The request: Go through the listing and write out all of it exactly.

---+---

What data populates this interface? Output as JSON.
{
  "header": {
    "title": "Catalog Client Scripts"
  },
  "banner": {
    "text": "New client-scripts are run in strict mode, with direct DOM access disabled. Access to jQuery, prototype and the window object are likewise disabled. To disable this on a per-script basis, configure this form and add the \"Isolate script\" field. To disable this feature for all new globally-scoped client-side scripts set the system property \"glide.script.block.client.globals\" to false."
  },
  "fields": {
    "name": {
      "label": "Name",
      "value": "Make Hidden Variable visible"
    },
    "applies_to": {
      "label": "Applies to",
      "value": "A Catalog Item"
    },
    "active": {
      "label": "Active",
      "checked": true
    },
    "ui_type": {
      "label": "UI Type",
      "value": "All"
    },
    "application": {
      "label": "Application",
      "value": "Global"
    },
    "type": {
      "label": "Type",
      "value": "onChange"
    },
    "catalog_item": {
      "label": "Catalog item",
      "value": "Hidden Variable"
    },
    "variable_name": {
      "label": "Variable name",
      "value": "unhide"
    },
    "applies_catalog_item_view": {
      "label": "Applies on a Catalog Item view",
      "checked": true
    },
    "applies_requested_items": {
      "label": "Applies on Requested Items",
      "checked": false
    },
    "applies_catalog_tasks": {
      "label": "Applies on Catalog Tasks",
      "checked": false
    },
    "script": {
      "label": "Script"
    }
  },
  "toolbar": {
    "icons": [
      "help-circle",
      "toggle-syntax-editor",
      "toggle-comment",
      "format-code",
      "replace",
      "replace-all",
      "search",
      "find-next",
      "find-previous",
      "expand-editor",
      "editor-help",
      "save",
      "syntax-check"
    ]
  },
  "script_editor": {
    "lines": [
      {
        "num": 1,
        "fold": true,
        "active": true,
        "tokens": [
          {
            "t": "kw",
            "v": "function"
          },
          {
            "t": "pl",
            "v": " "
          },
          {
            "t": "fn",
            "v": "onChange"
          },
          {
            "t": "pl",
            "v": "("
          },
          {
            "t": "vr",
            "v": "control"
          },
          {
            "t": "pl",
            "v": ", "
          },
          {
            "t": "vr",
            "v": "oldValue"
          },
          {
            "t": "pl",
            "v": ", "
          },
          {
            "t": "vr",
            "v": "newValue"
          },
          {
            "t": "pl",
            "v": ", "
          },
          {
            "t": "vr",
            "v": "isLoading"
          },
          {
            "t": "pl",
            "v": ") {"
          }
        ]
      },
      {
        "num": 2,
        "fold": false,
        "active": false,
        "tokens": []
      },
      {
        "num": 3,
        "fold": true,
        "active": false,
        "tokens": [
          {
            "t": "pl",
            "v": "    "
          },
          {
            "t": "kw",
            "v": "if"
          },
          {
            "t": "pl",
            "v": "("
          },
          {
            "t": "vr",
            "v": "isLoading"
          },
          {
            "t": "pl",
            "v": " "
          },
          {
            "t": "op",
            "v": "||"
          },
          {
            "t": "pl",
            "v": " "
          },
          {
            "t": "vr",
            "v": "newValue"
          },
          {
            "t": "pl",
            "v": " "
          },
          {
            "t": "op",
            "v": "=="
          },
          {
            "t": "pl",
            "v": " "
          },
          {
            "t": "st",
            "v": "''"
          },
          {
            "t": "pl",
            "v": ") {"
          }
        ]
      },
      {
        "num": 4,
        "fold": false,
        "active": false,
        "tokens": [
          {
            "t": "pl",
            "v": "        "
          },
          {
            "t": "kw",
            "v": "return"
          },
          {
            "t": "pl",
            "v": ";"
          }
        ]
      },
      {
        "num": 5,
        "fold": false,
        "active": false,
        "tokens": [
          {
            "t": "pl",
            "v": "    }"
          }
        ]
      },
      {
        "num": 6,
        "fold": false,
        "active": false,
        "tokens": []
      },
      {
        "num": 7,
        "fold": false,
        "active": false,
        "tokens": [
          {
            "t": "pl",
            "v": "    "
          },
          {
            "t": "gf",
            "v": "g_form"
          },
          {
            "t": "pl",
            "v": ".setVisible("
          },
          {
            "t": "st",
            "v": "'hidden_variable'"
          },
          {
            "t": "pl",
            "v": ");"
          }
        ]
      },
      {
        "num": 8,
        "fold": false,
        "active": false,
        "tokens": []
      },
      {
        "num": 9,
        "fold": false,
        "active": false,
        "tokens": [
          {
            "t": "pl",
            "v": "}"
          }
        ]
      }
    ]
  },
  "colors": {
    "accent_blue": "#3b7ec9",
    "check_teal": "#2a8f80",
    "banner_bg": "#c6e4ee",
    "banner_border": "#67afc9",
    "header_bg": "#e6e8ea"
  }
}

---+---

Answer for this exercise:
What data populates this interface? Output as JSON.
{
  "header": {
    "title": "Catalog Client Scripts"
  },
  "banner": {
    "text": "New client-scripts are run in strict mode, with direct DOM access disabled. Access to jQuery, prototype and the window object are likewise disabled. To disable this on a per-script basis, configure this form and add the \"Isolate script\" field. To disable this feature for all new globally-scoped client-side scripts set the system property \"glide.script.block.client.globals\" to false."
  },
  "fields": {
    "name": {
      "label": "Name",
      "value": "Make Hidden Variable visible"
    },
    "applies_to": {
      "label": "Applies to",
      "value": "A Catalog Item"
    },
    "active": {
      "label": "Active",
      "checked": true
    },
    "ui_type": {
      "label": "UI Type",
      "value": "All"
    },
    "application": {
      "label": "Application",
      "value": "Global"
    },
    "type": {
      "label": "Type",
      "value": "onChange"
    },
    "catalog_item": {
      "label": "Catalog item",
      "value": "Hidden Variable"
    },
    "variable_name": {
      "label": "Variable name",
      "value": "unhide"
    },
    "applies_catalog_item_view": {
      "label": "Applies on a Catalog Item view",
      "checked": true
    },
    "applies_requested_items": {
      "label": "Applies on Requested Items",
      "checked": false
    },
    "applies_catalog_tasks": {
      "label": "Applies on Catalog Tasks",
      "checked": false
    },
    "script": {
      "label": "Script"
    }
  },
  "toolbar": {
    "icons": [
      "help-circle",
      "toggle-syntax-editor",
      "toggle-comment",
      "format-code",
      "replace",
      "replace-all",
      "search",
      "find-next",
      "find-previous",
      "expand-editor",
      "editor-help",
      "save",
      "syntax-check"
    ]
  },
  "script_editor": {
    "lines": [
      {
        "num": 1,
        "fold": true,
        "active": true,
        "tokens": [
          {
            "t": "kw",
            "v": "function"
          },
          {
            "t": "pl",
            "v": " "
          },
          {
            "t": "fn",
            "v": "onChange"
          },
          {
            "t": "pl",
            "v": "("
          },
          {
            "t": "vr",
            "v": "control"
          },
          {
            "t": "pl",
            "v": ", "
          },
          {
            "t": "vr",
            "v": "oldValue"
          },
          {
            "t": "pl",
            "v": ", "
          },
          {
            "t": "vr",
            "v": "newValue"
          },
          {
            "t": "pl",
            "v": ", "
          },
          {
            "t": "vr",
            "v": "isLoading"
          },
          {
            "t": "pl",
            "v": ") {"
          }
        ]
      },
      {
        "num": 2,
        "fold": false,
        "active": false,
        "tokens": []
      },
      {
        "num": 3,
        "fold": true,
        "active": false,
        "tokens": [
          {
            "t": "pl",
            "v": "    "
          },
          {
            "t": "kw",
            "v": "if"
          },
          {
            "t": "pl",
            "v": "("
          },
          {
            "t": "vr",
            "v": "isLoading"
          },
          {
            "t": "pl",
            "v": " "
          },
          {
            "t": "op",
            "v": "||"
          },
          {
            "t": "pl",
            "v": " "
          },
          {
            "t": "vr",
            "v": "newValue"
          },
          {
            "t": "pl",
            "v": " "
          },
          {
            "t": "op",
            "v": "=="
          },
          {
            "t": "pl",
            "v": " "
          },
          {
            "t": "st",
            "v": "''"
          },
          {
            "t": "pl",
            "v": ") {"
          }
        ]
      },
      {
        "num": 4,
        "fold": false,
        "active": false,
        "tokens": [
          {
            "t": "pl",
            "v": "        "
          },
          {
            "t": "kw",
            "v": "return"
          },
          {
            "t": "pl",
            "v": ";"
          }
        ]
      },
      {
        "num": 5,
        "fold": false,
        "active": false,
        "tokens": [
          {
            "t": "pl",
            "v": "    }"
          }
        ]
      },
      {
        "num": 6,
        "fold": false,
        "active": false,
        "tokens": []
      },
      {
        "num": 7,
        "fold": false,
        "active": false,
        "tokens": [
          {
            "t": "pl",
            "v": "    "
          },
          {
            "t": "gf",
            "v": "g_form"
          },
          {
            "t": "pl",
            "v": ".setVisible("
          },
          {
            "t": "st",
            "v": "'hidden_variable'"
          },
          {
            "t": "pl",
            "v": ");"
          }
        ]
      },
      {
        "num": 8,
        "fold": false,
        "active": false,
        "tokens": []
      },
      {
        "num": 9,
        "fold": false,
        "active": false,
        "tokens": [
          {
            "t": "pl",
            "v": "}"
          }
        ]
      }
    ]
  },
  "colors": {
    "accent_blue": "#3b7ec9",
    "check_teal": "#2a8f80",
    "banner_bg": "#c6e4ee",
    "banner_border": "#67afc9",
    "header_bg": "#e6e8ea"
  }
}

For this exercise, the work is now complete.